— BEGIN —
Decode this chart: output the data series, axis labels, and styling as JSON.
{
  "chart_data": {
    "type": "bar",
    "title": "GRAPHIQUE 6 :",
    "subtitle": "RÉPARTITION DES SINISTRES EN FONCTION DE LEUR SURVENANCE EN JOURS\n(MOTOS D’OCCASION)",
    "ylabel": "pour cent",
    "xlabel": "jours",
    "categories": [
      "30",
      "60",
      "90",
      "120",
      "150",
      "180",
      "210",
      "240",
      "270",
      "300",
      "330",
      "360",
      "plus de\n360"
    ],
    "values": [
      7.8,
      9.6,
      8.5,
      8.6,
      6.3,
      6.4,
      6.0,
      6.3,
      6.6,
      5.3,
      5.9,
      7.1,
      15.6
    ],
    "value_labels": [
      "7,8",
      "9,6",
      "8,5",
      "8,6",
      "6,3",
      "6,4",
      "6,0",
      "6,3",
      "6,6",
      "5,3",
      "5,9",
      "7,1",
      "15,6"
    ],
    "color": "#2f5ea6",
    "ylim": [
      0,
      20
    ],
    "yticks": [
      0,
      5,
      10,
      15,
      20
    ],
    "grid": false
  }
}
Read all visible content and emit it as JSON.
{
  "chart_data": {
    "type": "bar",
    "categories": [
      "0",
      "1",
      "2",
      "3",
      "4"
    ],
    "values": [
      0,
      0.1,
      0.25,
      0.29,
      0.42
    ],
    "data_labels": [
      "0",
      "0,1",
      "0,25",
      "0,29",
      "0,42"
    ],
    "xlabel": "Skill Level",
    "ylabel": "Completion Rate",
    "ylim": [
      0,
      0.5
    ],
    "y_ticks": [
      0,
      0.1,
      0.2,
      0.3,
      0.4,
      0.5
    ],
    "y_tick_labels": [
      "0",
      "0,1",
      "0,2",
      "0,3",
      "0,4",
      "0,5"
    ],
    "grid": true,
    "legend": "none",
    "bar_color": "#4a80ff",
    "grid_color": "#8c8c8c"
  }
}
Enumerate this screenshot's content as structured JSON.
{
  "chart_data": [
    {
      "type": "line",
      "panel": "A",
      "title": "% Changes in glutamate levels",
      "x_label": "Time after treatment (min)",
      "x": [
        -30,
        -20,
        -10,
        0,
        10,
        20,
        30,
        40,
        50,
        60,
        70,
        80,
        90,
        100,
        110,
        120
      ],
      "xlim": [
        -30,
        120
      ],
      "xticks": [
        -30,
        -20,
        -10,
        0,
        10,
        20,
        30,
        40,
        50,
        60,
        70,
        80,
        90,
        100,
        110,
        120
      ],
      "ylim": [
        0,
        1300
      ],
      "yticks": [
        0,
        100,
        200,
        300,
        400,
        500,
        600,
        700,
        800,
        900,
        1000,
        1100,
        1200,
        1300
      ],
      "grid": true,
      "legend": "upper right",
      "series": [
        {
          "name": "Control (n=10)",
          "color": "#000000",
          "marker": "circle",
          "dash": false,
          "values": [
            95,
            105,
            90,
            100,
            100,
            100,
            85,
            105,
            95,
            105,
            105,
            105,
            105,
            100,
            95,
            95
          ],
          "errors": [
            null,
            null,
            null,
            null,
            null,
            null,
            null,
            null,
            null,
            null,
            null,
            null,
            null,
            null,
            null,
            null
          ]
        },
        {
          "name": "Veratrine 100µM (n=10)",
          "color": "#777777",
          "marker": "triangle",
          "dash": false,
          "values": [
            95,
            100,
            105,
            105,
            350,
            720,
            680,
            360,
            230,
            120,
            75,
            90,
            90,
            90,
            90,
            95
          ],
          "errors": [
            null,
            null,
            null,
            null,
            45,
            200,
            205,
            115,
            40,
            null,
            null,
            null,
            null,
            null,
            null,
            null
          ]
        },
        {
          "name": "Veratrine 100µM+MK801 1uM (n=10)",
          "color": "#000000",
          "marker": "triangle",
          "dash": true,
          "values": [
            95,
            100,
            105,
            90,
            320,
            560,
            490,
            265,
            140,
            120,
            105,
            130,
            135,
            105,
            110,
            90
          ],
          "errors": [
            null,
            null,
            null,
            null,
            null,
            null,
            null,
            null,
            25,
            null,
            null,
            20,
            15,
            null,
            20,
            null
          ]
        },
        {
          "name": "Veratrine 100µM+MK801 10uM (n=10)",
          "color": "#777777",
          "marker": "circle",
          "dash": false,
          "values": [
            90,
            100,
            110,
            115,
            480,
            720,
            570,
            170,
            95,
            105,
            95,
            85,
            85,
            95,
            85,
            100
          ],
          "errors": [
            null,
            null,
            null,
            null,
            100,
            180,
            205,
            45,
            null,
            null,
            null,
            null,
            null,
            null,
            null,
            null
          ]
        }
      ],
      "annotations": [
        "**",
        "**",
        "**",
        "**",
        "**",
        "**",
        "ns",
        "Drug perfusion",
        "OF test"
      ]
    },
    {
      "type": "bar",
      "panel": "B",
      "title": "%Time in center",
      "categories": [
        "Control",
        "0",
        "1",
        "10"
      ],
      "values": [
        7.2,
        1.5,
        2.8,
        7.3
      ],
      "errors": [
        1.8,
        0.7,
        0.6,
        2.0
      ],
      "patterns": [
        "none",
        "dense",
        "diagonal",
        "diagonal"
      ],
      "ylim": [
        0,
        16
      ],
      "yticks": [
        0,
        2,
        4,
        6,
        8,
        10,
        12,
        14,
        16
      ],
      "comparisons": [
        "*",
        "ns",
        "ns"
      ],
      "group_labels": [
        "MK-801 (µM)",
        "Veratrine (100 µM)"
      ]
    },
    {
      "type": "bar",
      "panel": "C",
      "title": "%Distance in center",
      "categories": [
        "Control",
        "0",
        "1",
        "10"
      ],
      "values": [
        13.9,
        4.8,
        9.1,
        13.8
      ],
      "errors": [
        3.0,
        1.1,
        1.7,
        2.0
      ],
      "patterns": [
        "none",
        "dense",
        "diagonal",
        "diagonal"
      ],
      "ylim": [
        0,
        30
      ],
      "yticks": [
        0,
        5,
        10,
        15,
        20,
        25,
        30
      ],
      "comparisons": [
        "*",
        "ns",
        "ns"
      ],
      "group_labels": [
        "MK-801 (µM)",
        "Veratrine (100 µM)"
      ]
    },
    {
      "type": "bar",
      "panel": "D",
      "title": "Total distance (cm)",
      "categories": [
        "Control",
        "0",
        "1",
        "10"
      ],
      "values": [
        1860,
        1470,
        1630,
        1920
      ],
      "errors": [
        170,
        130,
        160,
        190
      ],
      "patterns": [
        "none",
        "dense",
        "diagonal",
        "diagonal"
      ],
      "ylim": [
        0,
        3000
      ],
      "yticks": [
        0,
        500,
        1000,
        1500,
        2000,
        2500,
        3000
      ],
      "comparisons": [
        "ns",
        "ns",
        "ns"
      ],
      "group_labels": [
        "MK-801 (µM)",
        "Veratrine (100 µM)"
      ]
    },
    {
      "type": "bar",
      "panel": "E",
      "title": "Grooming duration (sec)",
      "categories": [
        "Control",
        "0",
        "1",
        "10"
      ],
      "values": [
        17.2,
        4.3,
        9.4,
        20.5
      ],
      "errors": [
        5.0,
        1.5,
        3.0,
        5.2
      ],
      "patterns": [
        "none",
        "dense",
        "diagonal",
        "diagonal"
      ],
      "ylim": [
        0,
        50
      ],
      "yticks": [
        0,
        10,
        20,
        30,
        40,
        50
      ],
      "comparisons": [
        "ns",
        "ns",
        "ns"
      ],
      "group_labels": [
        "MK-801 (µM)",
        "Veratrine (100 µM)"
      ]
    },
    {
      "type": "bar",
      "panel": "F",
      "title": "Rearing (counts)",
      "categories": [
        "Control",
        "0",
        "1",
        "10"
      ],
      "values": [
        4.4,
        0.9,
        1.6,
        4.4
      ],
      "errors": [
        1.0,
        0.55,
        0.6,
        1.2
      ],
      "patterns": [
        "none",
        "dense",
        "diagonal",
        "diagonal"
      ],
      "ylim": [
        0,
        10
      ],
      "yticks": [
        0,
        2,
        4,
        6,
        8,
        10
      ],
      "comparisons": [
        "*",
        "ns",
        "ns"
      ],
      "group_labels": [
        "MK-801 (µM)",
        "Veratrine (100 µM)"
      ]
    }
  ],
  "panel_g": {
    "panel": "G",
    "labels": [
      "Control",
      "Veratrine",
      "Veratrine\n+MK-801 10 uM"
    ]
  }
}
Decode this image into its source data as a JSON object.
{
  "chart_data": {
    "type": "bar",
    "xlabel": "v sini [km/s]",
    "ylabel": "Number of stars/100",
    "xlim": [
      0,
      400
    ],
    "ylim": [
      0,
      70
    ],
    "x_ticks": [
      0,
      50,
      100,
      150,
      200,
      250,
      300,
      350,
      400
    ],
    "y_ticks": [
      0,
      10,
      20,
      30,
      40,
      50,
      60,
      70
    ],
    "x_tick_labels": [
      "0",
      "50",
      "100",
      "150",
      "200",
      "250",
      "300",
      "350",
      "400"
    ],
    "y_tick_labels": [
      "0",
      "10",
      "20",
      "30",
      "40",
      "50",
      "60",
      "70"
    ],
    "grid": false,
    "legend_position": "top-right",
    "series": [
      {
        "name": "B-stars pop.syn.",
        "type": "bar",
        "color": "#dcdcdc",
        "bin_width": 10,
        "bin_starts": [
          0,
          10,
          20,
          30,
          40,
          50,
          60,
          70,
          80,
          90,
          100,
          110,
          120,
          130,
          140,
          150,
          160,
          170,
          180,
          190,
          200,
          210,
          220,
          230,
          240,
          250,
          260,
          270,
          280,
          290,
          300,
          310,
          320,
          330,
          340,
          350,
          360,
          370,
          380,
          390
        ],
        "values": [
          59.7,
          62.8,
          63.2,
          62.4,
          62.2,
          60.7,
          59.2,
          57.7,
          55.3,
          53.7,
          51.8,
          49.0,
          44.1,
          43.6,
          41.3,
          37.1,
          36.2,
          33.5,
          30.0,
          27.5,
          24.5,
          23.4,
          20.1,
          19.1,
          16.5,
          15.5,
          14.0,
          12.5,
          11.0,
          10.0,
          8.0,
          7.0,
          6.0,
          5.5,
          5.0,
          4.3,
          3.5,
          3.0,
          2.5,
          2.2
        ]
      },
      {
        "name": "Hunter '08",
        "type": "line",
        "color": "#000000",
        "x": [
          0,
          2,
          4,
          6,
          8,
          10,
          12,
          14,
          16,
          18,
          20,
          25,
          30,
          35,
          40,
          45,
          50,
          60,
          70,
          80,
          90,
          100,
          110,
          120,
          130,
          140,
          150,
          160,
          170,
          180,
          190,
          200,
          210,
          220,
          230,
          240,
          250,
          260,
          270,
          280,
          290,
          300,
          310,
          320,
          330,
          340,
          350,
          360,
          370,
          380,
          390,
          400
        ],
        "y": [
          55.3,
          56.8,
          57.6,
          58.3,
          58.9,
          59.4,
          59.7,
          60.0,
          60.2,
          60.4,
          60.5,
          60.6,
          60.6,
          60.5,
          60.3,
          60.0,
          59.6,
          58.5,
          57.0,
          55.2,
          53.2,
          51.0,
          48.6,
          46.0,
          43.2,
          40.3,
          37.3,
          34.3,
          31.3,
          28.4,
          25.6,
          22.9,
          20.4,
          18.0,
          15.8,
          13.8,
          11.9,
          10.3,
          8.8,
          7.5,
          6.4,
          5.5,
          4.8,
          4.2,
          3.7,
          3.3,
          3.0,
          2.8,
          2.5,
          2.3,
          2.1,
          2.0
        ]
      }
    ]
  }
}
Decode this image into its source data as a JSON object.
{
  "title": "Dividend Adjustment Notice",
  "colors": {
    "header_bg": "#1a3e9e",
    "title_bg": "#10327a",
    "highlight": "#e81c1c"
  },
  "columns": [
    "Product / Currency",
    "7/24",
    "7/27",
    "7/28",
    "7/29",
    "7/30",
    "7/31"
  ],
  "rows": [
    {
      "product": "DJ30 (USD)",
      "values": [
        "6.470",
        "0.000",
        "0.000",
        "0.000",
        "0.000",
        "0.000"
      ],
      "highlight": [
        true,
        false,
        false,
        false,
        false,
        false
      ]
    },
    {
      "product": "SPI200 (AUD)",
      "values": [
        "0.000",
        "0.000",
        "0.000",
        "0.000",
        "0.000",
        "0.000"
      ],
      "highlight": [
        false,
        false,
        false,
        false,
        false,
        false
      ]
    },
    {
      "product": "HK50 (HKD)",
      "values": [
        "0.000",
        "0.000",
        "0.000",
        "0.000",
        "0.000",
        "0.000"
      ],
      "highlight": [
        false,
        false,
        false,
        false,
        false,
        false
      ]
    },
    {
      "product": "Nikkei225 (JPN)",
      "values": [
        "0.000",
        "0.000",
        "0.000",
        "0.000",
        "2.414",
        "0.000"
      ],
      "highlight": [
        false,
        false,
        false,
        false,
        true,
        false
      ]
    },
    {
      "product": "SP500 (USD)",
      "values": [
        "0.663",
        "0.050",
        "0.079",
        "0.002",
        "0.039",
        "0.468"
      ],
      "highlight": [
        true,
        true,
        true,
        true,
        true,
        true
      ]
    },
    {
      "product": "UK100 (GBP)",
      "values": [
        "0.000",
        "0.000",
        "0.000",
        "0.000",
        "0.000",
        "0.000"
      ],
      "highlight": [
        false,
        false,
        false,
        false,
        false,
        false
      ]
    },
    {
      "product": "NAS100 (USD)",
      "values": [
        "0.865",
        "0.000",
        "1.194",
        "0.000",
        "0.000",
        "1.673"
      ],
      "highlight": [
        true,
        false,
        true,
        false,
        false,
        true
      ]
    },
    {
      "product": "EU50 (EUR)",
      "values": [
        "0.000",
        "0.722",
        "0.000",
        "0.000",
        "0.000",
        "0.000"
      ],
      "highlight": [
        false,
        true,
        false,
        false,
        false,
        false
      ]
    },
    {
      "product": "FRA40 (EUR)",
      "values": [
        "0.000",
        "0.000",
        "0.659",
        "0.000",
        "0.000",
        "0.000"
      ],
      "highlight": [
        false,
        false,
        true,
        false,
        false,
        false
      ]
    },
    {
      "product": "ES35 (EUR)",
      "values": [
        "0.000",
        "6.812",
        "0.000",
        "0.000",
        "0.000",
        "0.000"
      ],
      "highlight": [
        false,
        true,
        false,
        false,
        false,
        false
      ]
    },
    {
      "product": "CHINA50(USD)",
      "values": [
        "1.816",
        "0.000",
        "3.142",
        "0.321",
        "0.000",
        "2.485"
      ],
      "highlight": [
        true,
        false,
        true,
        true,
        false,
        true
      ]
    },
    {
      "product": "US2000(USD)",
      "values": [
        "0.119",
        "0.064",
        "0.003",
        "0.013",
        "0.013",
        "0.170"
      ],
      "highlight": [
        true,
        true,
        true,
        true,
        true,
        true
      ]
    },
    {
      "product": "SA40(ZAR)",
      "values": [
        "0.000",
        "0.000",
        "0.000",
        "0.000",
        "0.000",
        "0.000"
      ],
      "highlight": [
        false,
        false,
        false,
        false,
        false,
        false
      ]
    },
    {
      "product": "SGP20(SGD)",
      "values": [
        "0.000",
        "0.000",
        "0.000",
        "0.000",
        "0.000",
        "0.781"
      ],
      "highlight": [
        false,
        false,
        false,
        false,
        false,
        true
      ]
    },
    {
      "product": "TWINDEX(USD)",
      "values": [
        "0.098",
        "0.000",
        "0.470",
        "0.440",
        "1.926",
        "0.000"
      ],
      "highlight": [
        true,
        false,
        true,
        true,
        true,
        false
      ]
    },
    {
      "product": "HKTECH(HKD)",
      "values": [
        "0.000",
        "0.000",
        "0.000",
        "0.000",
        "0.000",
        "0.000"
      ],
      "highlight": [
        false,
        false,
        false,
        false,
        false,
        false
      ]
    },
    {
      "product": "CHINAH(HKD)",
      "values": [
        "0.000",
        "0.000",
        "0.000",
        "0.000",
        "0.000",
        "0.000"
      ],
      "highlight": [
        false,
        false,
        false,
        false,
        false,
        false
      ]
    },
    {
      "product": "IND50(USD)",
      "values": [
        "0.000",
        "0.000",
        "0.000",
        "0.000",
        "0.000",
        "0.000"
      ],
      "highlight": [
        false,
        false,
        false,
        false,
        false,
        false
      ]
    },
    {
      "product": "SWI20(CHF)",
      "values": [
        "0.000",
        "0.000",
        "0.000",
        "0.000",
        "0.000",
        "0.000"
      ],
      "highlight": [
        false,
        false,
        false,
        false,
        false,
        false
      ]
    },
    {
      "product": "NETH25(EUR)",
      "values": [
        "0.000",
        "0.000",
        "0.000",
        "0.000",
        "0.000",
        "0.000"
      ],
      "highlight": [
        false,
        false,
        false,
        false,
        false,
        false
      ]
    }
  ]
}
— END —
Find every line in the records above that contains the word "Time", and copy each one.

      "x_label": "Time after treatment (min)",
      "title": "%Time in center",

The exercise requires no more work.